(Extracted records)
=======
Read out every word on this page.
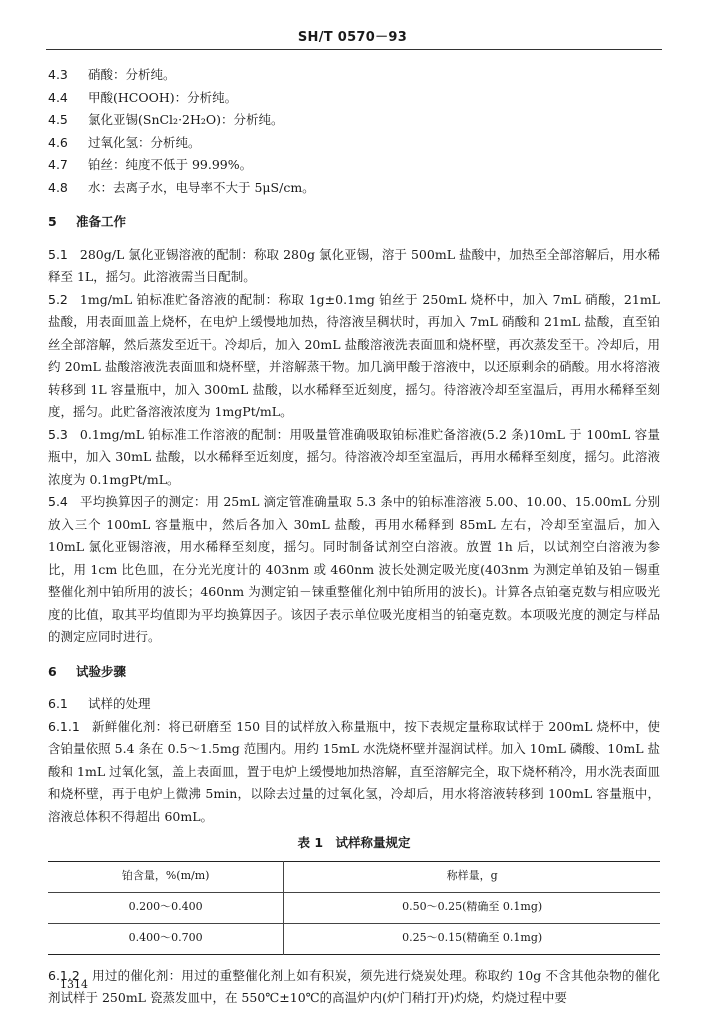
SH/T 0570－93
4.3	硝酸：分析纯。
4.4	甲酸(HCOOH)：分析纯。
4.5	氯化亚锡(SnCl₂·2H₂O)：分析纯。
4.6	过氧化氢：分析纯。
4.7	铂丝：纯度不低于 99.99%。
4.8	水：去离子水，电导率不大于 5μS/cm。
5 准备工作
5.1 280g/L 氯化亚锡溶液的配制：称取 280g 氯化亚锡，溶于 500mL 盐酸中，加热至全部溶解后，用水稀释至 1L，摇匀。此溶液需当日配制。
5.2 1mg/mL 铂标准贮备溶液的配制：称取 1g±0.1mg 铂丝于 250mL 烧杯中，加入 7mL 硝酸，21mL 盐酸，用表面皿盖上烧杯，在电炉上缓慢地加热，待溶液呈稠状时，再加入 7mL 硝酸和 21mL 盐酸，直至铂丝全部溶解，然后蒸发至近干。冷却后，加入 20mL 盐酸溶液洗表面皿和烧杯壁，再次蒸发至干。冷却后，用约 20mL 盐酸溶液洗表面皿和烧杯壁，并溶解蒸干物。加几滴甲酸于溶液中，以还原剩余的硝酸。用水将溶液转移到 1L 容量瓶中，加入 300mL 盐酸，以水稀释至近刻度，摇匀。待溶液冷却至室温后，再用水稀释至刻度，摇匀。此贮备溶液浓度为 1mgPt/mL。
5.3 0.1mg/mL 铂标准工作溶液的配制：用吸量管准确吸取铂标准贮备溶液(5.2 条)10mL 于 100mL 容量瓶中，加入 30mL 盐酸，以水稀释至近刻度，摇匀。待溶液冷却至室温后，再用水稀释至刻度，摇匀。此溶液浓度为 0.1mgPt/mL。
5.4 平均换算因子的测定：用 25mL 滴定管准确量取 5.3 条中的铂标准溶液 5.00、10.00、15.00mL 分别放入三个 100mL 容量瓶中，然后各加入 30mL 盐酸，再用水稀释到 85mL 左右，冷却至室温后，加入 10mL 氯化亚锡溶液，用水稀释至刻度，摇匀。同时制备试剂空白溶液。放置 1h 后，以试剂空白溶液为参比，用 1cm 比色皿，在分光光度计的 403nm 或 460nm 波长处测定吸光度(403nm 为测定单铂及铂－锡重整催化剂中铂所用的波长；460nm 为测定铂－铼重整催化剂中铂所用的波长)。计算各点铂毫克数与相应吸光度的比值，取其平均值即为平均换算因子。该因子表示单位吸光度相当的铂毫克数。本项吸光度的测定与样品的测定应同时进行。
6 试验步骤
6.1 试样的处理
6.1.1 新鲜催化剂：将已研磨至 150 目的试样放入称量瓶中，按下表规定量称取试样于 200mL 烧杯中，使含铂量依照 5.4 条在 0.5～1.5mg 范围内。用约 15mL 水洗烧杯壁并湿润试样。加入 10mL 磷酸、10mL 盐酸和 1mL 过氧化氢，盖上表面皿，置于电炉上缓慢地加热溶解，直至溶解完全，取下烧杯稍冷，用水洗表面皿和烧杯壁，再于电炉上微沸 5min，以除去过量的过氧化氢，冷却后，用水将溶液转移到 100mL 容量瓶中，溶液总体积不得超出 60mL。
表 1　试样称量规定
铂含量，%(m/m)	称样量，g
0.200～0.400	0.50～0.25(精确至 0.1mg)
0.400～0.700	0.25～0.15(精确至 0.1mg)
6.1.2 用过的催化剂：用过的重整催化剂上如有积炭，须先进行烧炭处理。称取约 10g 不含其他杂物的催化剂试样于 250mL 瓷蒸发皿中，在 550℃±10℃的高温炉内(炉门稍打开)灼烧，灼烧过程中要
1314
=======
**WHAT YOU WILL DO:** Repeat the material above in full and exactly, apart from the pictures.

**EXERCISE ANSWER:**
Read out every word on this page.
SH/T 0570－93
4.3	硝酸：分析纯。
4.4	甲酸(HCOOH)：分析纯。
4.5	氯化亚锡(SnCl₂·2H₂O)：分析纯。
4.6	过氧化氢：分析纯。
4.7	铂丝：纯度不低于 99.99%。
4.8	水：去离子水，电导率不大于 5μS/cm。
5 准备工作
5.1 280g/L 氯化亚锡溶液的配制：称取 280g 氯化亚锡，溶于 500mL 盐酸中，加热至全部溶解后，用水稀释至 1L，摇匀。此溶液需当日配制。
5.2 1mg/mL 铂标准贮备溶液的配制：称取 1g±0.1mg 铂丝于 250mL 烧杯中，加入 7mL 硝酸，21mL 盐酸，用表面皿盖上烧杯，在电炉上缓慢地加热，待溶液呈稠状时，再加入 7mL 硝酸和 21mL 盐酸，直至铂丝全部溶解，然后蒸发至近干。冷却后，加入 20mL 盐酸溶液洗表面皿和烧杯壁，再次蒸发至干。冷却后，用约 20mL 盐酸溶液洗表面皿和烧杯壁，并溶解蒸干物。加几滴甲酸于溶液中，以还原剩余的硝酸。用水将溶液转移到 1L 容量瓶中，加入 300mL 盐酸，以水稀释至近刻度，摇匀。待溶液冷却至室温后，再用水稀释至刻度，摇匀。此贮备溶液浓度为 1mgPt/mL。
5.3 0.1mg/mL 铂标准工作溶液的配制：用吸量管准确吸取铂标准贮备溶液(5.2 条)10mL 于 100mL 容量瓶中，加入 30mL 盐酸，以水稀释至近刻度，摇匀。待溶液冷却至室温后，再用水稀释至刻度，摇匀。此溶液浓度为 0.1mgPt/mL。
5.4 平均换算因子的测定：用 25mL 滴定管准确量取 5.3 条中的铂标准溶液 5.00、10.00、15.00mL 分别放入三个 100mL 容量瓶中，然后各加入 30mL 盐酸，再用水稀释到 85mL 左右，冷却至室温后，加入 10mL 氯化亚锡溶液，用水稀释至刻度，摇匀。同时制备试剂空白溶液。放置 1h 后，以试剂空白溶液为参比，用 1cm 比色皿，在分光光度计的 403nm 或 460nm 波长处测定吸光度(403nm 为测定单铂及铂－锡重整催化剂中铂所用的波长；460nm 为测定铂－铼重整催化剂中铂所用的波长)。计算各点铂毫克数与相应吸光度的比值，取其平均值即为平均换算因子。该因子表示单位吸光度相当的铂毫克数。本项吸光度的测定与样品的测定应同时进行。
6 试验步骤
6.1 试样的处理
6.1.1 新鲜催化剂：将已研磨至 150 目的试样放入称量瓶中，按下表规定量称取试样于 200mL 烧杯中，使含铂量依照 5.4 条在 0.5～1.5mg 范围内。用约 15mL 水洗烧杯壁并湿润试样。加入 10mL 磷酸、10mL 盐酸和 1mL 过氧化氢，盖上表面皿，置于电炉上缓慢地加热溶解，直至溶解完全，取下烧杯稍冷，用水洗表面皿和烧杯壁，再于电炉上微沸 5min，以除去过量的过氧化氢，冷却后，用水将溶液转移到 100mL 容量瓶中，溶液总体积不得超出 60mL。
表 1　试样称量规定
铂含量，%(m/m)	称样量，g
0.200～0.400	0.50～0.25(精确至 0.1mg)
0.400～0.700	0.25～0.15(精确至 0.1mg)
6.1.2 用过的催化剂：用过的重整催化剂上如有积炭，须先进行烧炭处理。称取约 10g 不含其他杂物的催化剂试样于 250mL 瓷蒸发皿中，在 550℃±10℃的高温炉内(炉门稍打开)灼烧，灼烧过程中要
1314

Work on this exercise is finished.